Prompt → Rewrite the lines of the records below, replacing "screenshot" with "screen capture" throughout and leaving everything else unchanged. Omit the pictures from your answer.

Listed records →
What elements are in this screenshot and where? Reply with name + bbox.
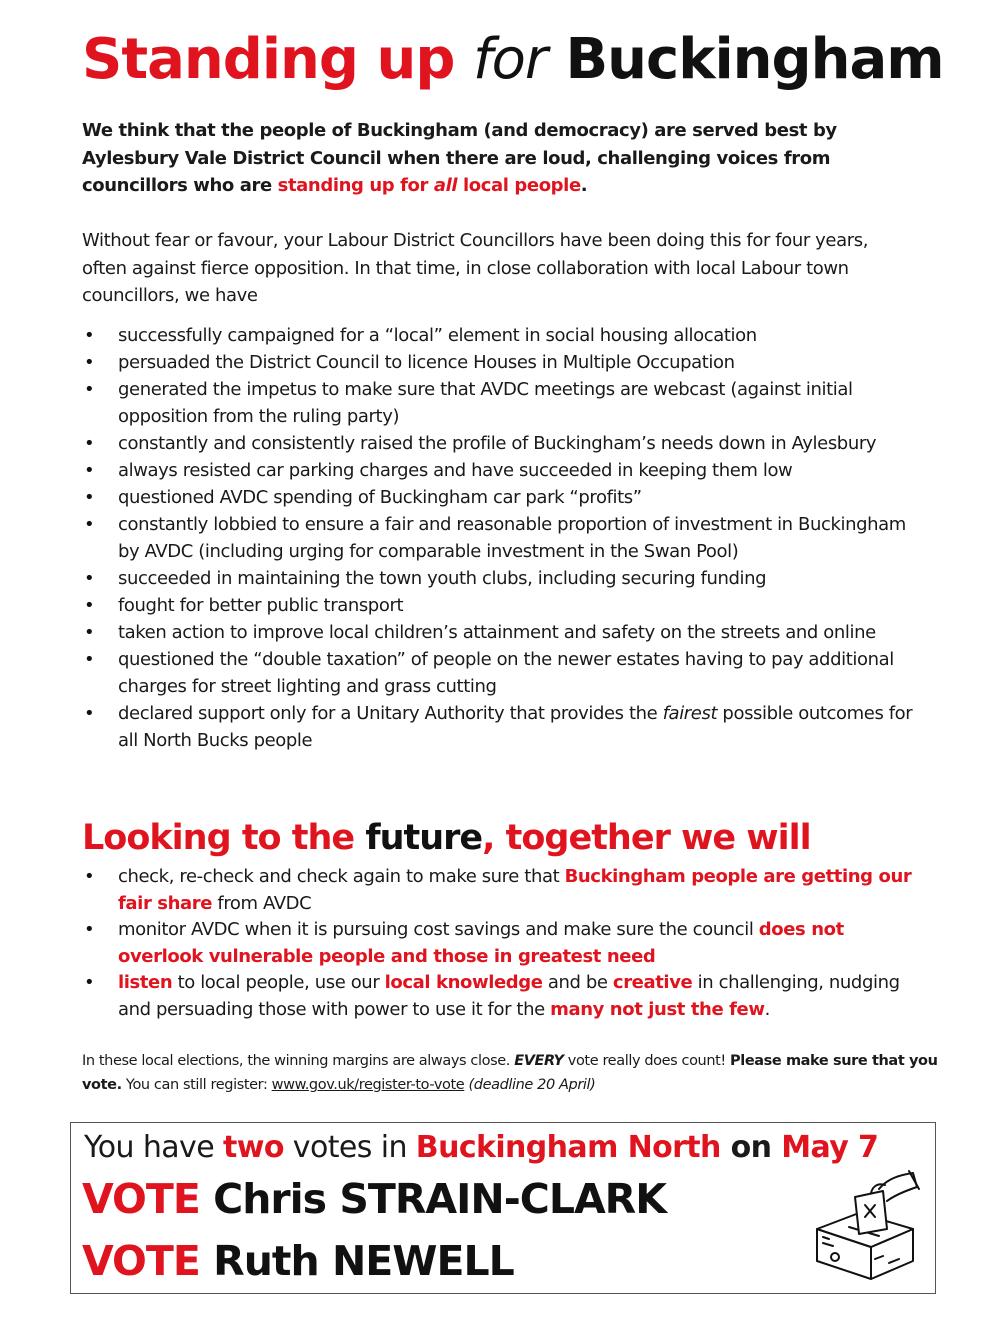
title-part-standing: Standing up	[82, 27, 455, 92]
vote-box	[70, 1122, 936, 1294]
list-item: • succeeded in maintaining the town youth clubs, including securing funding	[82, 565, 922, 592]
vote-word: VOTE	[82, 1237, 200, 1285]
footer-every: EVERY	[514, 1053, 564, 1069]
vote-candidate-2	[82, 1233, 514, 1289]
headline-two: two	[223, 1130, 284, 1165]
headline-on: on	[720, 1130, 782, 1165]
future-heading	[82, 813, 811, 863]
item-text: possible outcomes for all North Bucks people	[118, 703, 913, 751]
intro-red-1: standing up for	[277, 175, 434, 196]
footer-note	[82, 1049, 942, 1097]
item-highlight: does not overlook vulnerable people and those in greatest need	[118, 919, 844, 967]
page-title	[82, 22, 944, 98]
candidate-name: Chris STRAIN-CLARK	[199, 1175, 667, 1223]
title-part-for: for	[472, 27, 547, 92]
vote-box-headline	[84, 1128, 878, 1168]
item-highlight: listen	[118, 972, 173, 993]
list-item: • generated the impetus to make sure that AVDC meetings are webcast (against initial opposition from the ruling party)	[82, 376, 922, 430]
vote-candidate-1	[82, 1171, 666, 1227]
future-heading-part1: Looking to the	[82, 818, 366, 858]
register-link[interactable]: www.gov.uk/register-to-vote	[271, 1077, 465, 1093]
item-highlight: creative	[612, 972, 693, 993]
list-item: • constantly and consistently raised the profile of Buckingham’s needs down in Aylesbury	[82, 430, 922, 457]
item-text: monitor AVDC when it is pursuing cost savings and make sure the council	[118, 919, 759, 940]
list-item: • questioned the “double taxation” of people on the newer estates having to pay additional charges for street lighting and grass cutting	[82, 646, 922, 700]
list-item	[82, 700, 922, 754]
footer-text: In these local elections, the winning margins are always close.	[82, 1053, 515, 1069]
future-heading-part3: , together we will	[482, 818, 811, 858]
footer-please-vote: Please make sure that you vote.	[82, 1053, 938, 1093]
ballot-box-icon	[809, 1167, 921, 1283]
achievements-list	[82, 322, 922, 754]
headline-text: votes in	[283, 1130, 416, 1165]
headline-ward: Buckingham North	[415, 1130, 721, 1165]
vote-word: VOTE	[82, 1175, 200, 1223]
headline-text: You have	[84, 1130, 223, 1165]
future-list	[82, 864, 922, 1023]
item-text: in challenging, nudging and persuading those with power to use it for the	[118, 972, 900, 1020]
future-heading-part2: future	[365, 818, 483, 858]
item-text: from AVDC	[212, 892, 312, 914]
list-item: • successfully campaigned for a “local” element in social housing allocation	[82, 322, 922, 349]
list-item: • constantly lobbied to ensure a fair and reasonable proportion of investment in Buckingham by AVDC (including urging for comparable investment in the Swan Pool)	[82, 511, 922, 565]
list-item: • taken action to improve local children’s attainment and safety on the streets and online	[82, 619, 922, 646]
item-italic: fairest	[662, 703, 718, 724]
footer-deadline: (deadline 20 April)	[468, 1077, 596, 1093]
footer-text: You can still register:	[121, 1077, 272, 1093]
item-text: declared support only for a Unitary Authority that provides the	[118, 703, 663, 724]
item-text: to local people, use our	[172, 972, 385, 993]
item-highlight: many not just the few	[550, 998, 765, 1020]
title-part-buckingham: Buckingham	[565, 27, 944, 92]
list-item: • always resisted car parking charges and have succeeded in keeping them low	[82, 457, 922, 484]
item-text: and be	[542, 972, 613, 993]
intro-red-2: local people	[457, 175, 581, 196]
record-paragraph: Without fear or favour, your Labour District Councillors have been doing this for four years, often against fierce opposition. In that time, in close collaboration with local Labour town councillors, we have	[82, 230, 869, 306]
list-item	[82, 970, 922, 1023]
candidate-name: Ruth NEWELL	[199, 1237, 514, 1285]
footer-text: vote really does count!	[563, 1053, 731, 1069]
intro-text: We think that the people of Buckingham (and democracy) are served best by Aylesbury Vale District Council when there are loud, challenging voices from councillors who are	[82, 120, 837, 196]
list-item	[82, 864, 922, 917]
headline-date: May 7	[781, 1130, 879, 1165]
list-item: • questioned AVDC spending of Buckingham car park “profits”	[82, 484, 922, 511]
item-text: .	[764, 998, 770, 1020]
intro-paragraph	[82, 117, 912, 200]
list-item: • persuaded the District Council to licence Houses in Multiple Occupation	[82, 349, 922, 376]
intro-red-italic: all	[433, 175, 458, 196]
list-item	[82, 917, 922, 970]
item-text: check, re-check and check again to make sure that	[118, 866, 565, 887]
intro-end: .	[580, 175, 588, 196]
item-highlight: Buckingham people are getting our fair share	[118, 866, 912, 914]
item-highlight: local knowledge	[384, 972, 543, 993]
list-item: • fought for better public transport	[82, 592, 922, 619]
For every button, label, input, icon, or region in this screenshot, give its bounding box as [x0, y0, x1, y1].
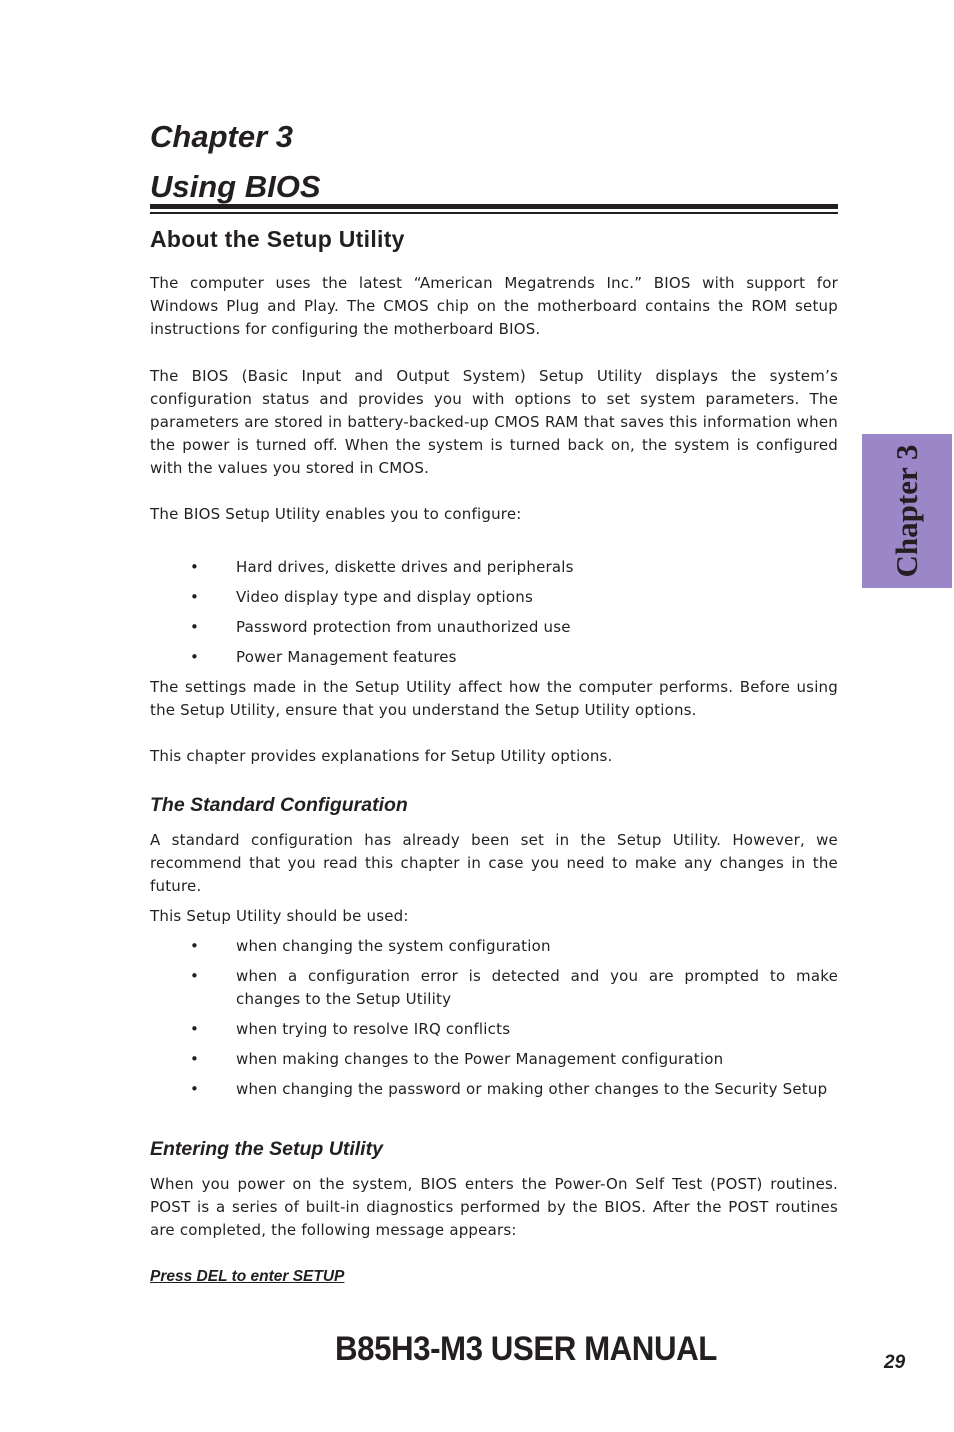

Response below →
What elements are in this screen capture and where? Reply with name + bbox.
title-part-standing: Standing up	[82, 27, 455, 92]
vote-box	[70, 1122, 936, 1294]
list-item: • succeeded in maintaining the town youth clubs, including securing funding	[82, 565, 922, 592]
vote-word: VOTE	[82, 1237, 200, 1285]
footer-every: EVERY	[514, 1053, 564, 1069]
vote-candidate-2	[82, 1233, 514, 1289]
headline-two: two	[223, 1130, 284, 1165]
headline-on: on	[720, 1130, 782, 1165]
future-heading	[82, 813, 811, 863]
item-text: possible outcomes for all North Bucks people	[118, 703, 913, 751]
intro-red-1: standing up for	[277, 175, 434, 196]
footer-note	[82, 1049, 942, 1097]
item-highlight: does not overlook vulnerable people and those in greatest need	[118, 919, 844, 967]
page-title	[82, 22, 944, 98]
candidate-name: Chris STRAIN-CLARK	[199, 1175, 667, 1223]
title-part-for: for	[472, 27, 547, 92]
vote-box-headline	[84, 1128, 878, 1168]
item-highlight: listen	[118, 972, 173, 993]
list-item: • generated the impetus to make sure that AVDC meetings are webcast (against initial opposition from the ruling party)	[82, 376, 922, 430]
vote-candidate-1	[82, 1171, 666, 1227]
future-heading-part1: Looking to the	[82, 818, 366, 858]
register-link[interactable]: www.gov.uk/register-to-vote	[271, 1077, 465, 1093]
item-highlight: creative	[612, 972, 693, 993]
list-item: • constantly and consistently raised the profile of Buckingham’s needs down in Aylesbury	[82, 430, 922, 457]
item-text: monitor AVDC when it is pursuing cost savings and make sure the council	[118, 919, 759, 940]
list-item: • questioned the “double taxation” of people on the newer estates having to pay additional charges for street lighting and grass cutting	[82, 646, 922, 700]
list-item	[82, 700, 922, 754]
footer-text: In these local elections, the winning margins are always close.	[82, 1053, 515, 1069]
future-heading-part3: , together we will	[482, 818, 811, 858]
footer-please-vote: Please make sure that you vote.	[82, 1053, 938, 1093]
ballot-box-icon	[809, 1167, 921, 1283]
achievements-list	[82, 322, 922, 754]
headline-text: votes in	[283, 1130, 416, 1165]
headline-ward: Buckingham North	[415, 1130, 721, 1165]
vote-word: VOTE	[82, 1175, 200, 1223]
headline-text: You have	[84, 1130, 223, 1165]
future-list	[82, 864, 922, 1023]
item-text: in challenging, nudging and persuading those with power to use it for the	[118, 972, 900, 1020]
future-heading-part2: future	[365, 818, 483, 858]
item-text: from AVDC	[212, 892, 312, 914]
list-item: • successfully campaigned for a “local” element in social housing allocation	[82, 322, 922, 349]
list-item: • constantly lobbied to ensure a fair and reasonable proportion of investment in Buckingham by AVDC (including urging for comparable investment in the Swan Pool)	[82, 511, 922, 565]
list-item: • taken action to improve local children’s attainment and safety on the streets and online	[82, 619, 922, 646]
item-italic: fairest	[662, 703, 718, 724]
footer-deadline: (deadline 20 April)	[468, 1077, 596, 1093]
footer-text: You can still register:	[121, 1077, 272, 1093]
item-text: declared support only for a Unitary Authority that provides the	[118, 703, 663, 724]
item-text: to local people, use our	[172, 972, 385, 993]
item-highlight: many not just the few	[550, 998, 765, 1020]
title-part-buckingham: Buckingham	[565, 27, 944, 92]
list-item: • always resisted car parking charges and have succeeded in keeping them low	[82, 457, 922, 484]
item-text: and be	[542, 972, 613, 993]
intro-red-2: local people	[457, 175, 581, 196]
record-paragraph: Without fear or favour, your Labour District Councillors have been doing this for four years, often against fierce opposition. In that time, in close collaboration with local Labour town councillors, we have	[82, 230, 869, 306]
list-item	[82, 970, 922, 1023]
candidate-name: Ruth NEWELL	[199, 1237, 514, 1285]
footer-text: vote really does count!	[563, 1053, 731, 1069]
intro-text: We think that the people of Buckingham (and democracy) are served best by Aylesbury Vale District Council when there are loud, challenging voices from councillors who are	[82, 120, 837, 196]
list-item	[82, 864, 922, 917]
headline-date: May 7	[781, 1130, 879, 1165]
list-item: • questioned AVDC spending of Buckingham car park “profits”	[82, 484, 922, 511]
item-text: .	[764, 998, 770, 1020]
intro-paragraph	[82, 117, 912, 200]
list-item: • persuaded the District Council to licence Houses in Multiple Occupation	[82, 349, 922, 376]
intro-red-italic: all	[433, 175, 458, 196]
list-item	[82, 917, 922, 970]
item-text: check, re-check and check again to make sure that	[118, 866, 565, 887]
intro-end: .	[580, 175, 588, 196]
item-highlight: Buckingham people are getting our fair share	[118, 866, 912, 914]
item-highlight: local knowledge	[384, 972, 543, 993]
list-item: • fought for better public transport	[82, 592, 922, 619]
For every button, label, input, icon, or region in this screen capture, give its bounding box as [x0, y0, x1, y1].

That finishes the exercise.